## TASK TO CARRY OUT
Reply with nothing except the number of lines that contain the word "Eingabestelle".

## RECORDS FOR THIS TASK
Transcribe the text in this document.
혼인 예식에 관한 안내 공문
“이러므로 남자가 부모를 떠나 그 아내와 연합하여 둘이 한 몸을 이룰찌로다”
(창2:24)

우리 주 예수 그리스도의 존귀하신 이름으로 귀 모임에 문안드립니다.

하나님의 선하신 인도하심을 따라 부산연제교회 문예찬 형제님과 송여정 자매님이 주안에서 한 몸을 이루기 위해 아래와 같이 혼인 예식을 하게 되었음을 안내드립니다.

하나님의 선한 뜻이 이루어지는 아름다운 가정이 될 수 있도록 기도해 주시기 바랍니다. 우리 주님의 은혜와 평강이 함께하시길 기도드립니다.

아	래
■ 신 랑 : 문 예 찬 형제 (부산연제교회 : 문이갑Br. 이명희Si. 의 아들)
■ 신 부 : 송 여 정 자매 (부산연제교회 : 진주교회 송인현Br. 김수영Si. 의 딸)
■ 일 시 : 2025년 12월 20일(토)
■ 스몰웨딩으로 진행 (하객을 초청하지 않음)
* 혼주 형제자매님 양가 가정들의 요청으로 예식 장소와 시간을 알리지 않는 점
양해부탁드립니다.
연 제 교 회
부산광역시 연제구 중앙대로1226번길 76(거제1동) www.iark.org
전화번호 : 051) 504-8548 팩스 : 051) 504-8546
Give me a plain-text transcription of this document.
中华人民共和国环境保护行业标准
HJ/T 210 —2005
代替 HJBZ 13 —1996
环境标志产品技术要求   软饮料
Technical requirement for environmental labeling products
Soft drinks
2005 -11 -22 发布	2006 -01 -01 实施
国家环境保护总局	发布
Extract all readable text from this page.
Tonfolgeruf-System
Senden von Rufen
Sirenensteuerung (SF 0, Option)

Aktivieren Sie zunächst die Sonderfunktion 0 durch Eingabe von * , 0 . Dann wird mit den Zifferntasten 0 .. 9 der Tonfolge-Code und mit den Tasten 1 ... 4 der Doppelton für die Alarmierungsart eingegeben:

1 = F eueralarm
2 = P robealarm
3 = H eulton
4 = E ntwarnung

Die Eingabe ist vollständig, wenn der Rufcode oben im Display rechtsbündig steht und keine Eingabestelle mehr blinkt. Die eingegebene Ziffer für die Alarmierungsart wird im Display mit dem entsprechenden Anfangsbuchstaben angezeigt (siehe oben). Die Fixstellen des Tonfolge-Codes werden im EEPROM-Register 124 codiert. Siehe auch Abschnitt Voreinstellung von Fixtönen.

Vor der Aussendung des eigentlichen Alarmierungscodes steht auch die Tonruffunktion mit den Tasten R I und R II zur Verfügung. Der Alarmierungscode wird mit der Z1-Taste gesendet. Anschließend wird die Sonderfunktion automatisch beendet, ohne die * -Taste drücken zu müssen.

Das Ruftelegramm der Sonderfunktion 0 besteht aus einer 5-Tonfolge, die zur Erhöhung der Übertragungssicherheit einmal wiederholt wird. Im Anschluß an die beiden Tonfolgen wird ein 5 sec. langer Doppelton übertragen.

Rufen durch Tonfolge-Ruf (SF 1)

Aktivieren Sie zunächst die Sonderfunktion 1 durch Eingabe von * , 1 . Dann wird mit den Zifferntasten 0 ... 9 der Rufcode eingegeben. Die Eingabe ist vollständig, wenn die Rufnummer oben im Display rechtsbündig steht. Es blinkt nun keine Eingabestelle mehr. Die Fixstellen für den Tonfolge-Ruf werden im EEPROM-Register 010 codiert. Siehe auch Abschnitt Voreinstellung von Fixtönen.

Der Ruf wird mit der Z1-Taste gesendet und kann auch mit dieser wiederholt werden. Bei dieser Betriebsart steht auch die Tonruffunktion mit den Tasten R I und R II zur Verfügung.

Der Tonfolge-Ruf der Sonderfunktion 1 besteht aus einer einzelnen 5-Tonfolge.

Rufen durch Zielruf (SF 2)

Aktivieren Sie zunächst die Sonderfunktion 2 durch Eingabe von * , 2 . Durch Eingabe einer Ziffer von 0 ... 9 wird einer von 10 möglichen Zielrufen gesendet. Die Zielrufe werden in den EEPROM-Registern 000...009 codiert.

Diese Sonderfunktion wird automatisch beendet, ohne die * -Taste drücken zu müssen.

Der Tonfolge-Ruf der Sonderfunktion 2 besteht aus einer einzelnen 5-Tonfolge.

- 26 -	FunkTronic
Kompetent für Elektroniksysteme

## RESPONSE TO THE EXERCISE
2